[RAW DATA]
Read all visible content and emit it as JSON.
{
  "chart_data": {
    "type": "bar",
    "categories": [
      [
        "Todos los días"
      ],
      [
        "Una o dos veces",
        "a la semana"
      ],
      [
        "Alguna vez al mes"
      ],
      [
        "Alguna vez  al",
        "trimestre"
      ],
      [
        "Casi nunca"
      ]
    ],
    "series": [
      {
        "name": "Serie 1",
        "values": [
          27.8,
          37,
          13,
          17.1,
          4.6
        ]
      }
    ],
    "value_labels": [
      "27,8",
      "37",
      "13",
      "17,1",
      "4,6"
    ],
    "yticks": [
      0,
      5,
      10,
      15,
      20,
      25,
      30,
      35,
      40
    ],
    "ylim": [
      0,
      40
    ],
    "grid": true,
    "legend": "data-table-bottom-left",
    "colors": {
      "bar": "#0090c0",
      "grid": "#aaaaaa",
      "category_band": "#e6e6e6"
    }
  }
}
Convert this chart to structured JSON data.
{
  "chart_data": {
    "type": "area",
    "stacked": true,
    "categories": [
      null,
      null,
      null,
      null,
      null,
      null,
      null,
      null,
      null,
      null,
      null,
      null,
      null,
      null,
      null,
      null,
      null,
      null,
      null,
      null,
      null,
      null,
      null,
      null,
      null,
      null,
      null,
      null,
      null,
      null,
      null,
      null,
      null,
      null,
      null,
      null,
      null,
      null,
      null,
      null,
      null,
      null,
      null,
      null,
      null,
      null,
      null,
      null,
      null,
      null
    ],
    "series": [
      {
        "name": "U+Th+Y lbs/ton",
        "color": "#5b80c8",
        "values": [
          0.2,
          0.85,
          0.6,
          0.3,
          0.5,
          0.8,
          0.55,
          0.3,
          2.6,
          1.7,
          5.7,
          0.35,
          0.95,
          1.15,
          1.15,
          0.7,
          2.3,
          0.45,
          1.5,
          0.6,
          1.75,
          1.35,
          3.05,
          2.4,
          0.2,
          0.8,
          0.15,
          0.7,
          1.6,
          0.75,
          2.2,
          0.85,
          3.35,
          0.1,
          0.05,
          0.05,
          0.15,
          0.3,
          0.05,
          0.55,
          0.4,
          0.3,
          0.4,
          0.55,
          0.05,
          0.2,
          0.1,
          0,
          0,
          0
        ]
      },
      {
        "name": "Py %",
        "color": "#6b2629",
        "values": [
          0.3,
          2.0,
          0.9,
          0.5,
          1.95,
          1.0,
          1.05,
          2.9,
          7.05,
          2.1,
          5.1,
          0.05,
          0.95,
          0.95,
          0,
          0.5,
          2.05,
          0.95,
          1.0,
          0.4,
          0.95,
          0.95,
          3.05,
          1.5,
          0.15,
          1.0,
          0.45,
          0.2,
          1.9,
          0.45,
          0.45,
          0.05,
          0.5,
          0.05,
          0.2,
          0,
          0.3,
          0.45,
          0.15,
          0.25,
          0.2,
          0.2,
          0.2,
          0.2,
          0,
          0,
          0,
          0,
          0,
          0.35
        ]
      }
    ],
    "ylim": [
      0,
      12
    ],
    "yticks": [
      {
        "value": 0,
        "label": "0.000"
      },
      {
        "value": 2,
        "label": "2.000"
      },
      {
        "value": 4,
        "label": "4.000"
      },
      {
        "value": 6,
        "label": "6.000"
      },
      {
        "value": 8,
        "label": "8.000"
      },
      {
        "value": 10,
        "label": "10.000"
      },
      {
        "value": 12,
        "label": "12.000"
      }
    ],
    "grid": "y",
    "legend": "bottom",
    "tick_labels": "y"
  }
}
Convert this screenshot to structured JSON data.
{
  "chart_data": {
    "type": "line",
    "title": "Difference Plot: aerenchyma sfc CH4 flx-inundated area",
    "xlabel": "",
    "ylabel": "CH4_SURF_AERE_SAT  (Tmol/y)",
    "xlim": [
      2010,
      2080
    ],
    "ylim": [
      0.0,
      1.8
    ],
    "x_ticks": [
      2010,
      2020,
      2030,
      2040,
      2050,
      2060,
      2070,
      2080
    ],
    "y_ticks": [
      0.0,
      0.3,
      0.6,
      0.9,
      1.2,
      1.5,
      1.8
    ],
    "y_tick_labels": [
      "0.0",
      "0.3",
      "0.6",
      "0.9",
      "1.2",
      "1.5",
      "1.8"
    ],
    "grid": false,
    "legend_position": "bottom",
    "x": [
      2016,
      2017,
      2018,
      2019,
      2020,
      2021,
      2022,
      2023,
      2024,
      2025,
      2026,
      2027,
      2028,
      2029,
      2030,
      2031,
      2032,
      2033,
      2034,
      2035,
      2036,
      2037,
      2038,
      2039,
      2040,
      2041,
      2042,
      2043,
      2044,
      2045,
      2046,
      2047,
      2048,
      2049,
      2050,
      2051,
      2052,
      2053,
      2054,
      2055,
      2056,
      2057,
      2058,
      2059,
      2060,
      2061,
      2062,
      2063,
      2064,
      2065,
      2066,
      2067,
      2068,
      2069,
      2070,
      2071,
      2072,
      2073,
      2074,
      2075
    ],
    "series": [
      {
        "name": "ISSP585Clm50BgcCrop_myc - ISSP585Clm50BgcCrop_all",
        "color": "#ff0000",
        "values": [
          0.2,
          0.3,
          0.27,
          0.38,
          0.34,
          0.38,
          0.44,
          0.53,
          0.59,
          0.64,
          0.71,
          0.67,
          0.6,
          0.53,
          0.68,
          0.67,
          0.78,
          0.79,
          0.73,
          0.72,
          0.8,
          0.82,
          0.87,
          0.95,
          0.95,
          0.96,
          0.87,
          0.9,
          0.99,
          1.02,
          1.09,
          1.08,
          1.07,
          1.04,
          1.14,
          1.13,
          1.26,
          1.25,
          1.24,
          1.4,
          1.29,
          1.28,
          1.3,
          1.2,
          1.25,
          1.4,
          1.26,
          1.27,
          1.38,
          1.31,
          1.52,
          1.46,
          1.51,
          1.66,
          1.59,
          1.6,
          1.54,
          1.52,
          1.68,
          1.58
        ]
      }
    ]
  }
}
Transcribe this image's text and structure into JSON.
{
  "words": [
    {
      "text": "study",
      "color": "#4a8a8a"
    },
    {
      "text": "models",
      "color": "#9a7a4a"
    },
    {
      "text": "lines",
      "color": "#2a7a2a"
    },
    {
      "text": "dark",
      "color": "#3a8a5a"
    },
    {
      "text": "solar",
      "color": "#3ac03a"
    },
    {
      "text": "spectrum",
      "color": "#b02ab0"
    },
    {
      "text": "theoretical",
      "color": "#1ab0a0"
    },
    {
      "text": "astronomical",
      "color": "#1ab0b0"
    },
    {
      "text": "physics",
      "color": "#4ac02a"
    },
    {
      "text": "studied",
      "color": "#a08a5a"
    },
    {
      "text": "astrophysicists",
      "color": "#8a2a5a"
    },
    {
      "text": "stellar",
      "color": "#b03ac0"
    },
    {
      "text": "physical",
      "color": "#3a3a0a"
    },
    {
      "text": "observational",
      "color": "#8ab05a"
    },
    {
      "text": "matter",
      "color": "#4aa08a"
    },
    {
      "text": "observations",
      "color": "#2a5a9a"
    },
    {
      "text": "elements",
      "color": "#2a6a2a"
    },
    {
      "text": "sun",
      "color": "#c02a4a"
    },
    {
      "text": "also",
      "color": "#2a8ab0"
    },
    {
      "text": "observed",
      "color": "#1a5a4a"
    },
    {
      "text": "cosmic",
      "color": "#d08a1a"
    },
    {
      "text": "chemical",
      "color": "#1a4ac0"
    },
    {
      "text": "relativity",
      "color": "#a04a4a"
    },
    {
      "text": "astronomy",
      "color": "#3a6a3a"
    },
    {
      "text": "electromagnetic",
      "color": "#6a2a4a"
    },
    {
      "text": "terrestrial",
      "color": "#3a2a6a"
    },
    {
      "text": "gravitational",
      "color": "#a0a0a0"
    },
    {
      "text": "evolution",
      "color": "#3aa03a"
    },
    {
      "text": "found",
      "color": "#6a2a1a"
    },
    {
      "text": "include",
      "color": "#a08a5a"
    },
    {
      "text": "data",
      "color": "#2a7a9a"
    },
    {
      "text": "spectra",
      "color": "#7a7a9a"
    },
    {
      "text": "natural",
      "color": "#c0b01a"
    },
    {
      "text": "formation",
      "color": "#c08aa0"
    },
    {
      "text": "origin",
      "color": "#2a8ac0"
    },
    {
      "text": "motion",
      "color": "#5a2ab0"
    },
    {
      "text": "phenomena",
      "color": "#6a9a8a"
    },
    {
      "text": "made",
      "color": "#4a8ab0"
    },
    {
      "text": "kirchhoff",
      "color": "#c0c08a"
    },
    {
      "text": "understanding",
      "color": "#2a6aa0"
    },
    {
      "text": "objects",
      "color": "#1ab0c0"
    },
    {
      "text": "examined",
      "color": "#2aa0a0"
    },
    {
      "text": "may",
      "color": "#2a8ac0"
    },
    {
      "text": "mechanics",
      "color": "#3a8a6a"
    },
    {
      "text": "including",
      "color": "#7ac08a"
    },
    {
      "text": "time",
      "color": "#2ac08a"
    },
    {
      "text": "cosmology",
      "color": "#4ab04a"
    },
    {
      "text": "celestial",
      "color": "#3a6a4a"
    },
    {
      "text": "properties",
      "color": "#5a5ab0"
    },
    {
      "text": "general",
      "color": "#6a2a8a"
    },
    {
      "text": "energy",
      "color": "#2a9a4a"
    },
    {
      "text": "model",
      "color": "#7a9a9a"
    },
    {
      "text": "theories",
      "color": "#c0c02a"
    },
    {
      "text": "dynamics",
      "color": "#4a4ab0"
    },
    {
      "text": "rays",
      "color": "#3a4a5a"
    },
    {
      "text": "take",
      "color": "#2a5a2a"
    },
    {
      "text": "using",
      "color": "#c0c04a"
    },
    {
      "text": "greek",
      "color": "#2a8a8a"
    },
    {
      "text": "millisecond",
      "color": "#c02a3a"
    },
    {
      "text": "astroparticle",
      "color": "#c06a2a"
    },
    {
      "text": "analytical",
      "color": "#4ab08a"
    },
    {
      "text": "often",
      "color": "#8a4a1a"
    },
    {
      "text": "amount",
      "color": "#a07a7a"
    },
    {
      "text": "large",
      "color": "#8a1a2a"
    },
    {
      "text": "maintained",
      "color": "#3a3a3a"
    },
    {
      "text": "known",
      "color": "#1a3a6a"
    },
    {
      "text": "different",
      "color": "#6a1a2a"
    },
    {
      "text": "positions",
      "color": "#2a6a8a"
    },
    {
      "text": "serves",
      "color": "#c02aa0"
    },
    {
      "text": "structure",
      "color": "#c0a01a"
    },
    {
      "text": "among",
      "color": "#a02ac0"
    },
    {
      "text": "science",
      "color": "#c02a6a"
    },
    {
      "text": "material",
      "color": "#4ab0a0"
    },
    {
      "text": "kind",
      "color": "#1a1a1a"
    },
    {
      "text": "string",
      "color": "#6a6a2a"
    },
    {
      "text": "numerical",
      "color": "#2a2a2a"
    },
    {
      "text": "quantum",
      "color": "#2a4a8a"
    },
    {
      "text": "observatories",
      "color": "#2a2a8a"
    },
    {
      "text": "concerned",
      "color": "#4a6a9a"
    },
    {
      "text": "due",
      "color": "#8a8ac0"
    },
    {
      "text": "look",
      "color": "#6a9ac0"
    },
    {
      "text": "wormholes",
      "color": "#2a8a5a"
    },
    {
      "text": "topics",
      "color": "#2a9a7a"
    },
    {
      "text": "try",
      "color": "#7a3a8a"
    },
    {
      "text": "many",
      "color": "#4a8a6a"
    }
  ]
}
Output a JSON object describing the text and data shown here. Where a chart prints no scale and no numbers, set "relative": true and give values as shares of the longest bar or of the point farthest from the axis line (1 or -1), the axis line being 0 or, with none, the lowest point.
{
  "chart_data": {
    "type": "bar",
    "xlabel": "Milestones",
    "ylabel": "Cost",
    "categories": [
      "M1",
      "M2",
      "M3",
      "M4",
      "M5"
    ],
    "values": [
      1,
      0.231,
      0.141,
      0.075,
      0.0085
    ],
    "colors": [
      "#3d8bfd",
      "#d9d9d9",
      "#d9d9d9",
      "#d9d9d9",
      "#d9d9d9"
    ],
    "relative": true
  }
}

[SHORT EXERCISE] State how many lines of the data include the word "area", with nothing else.

[RESPONSE TO THE TASK] 2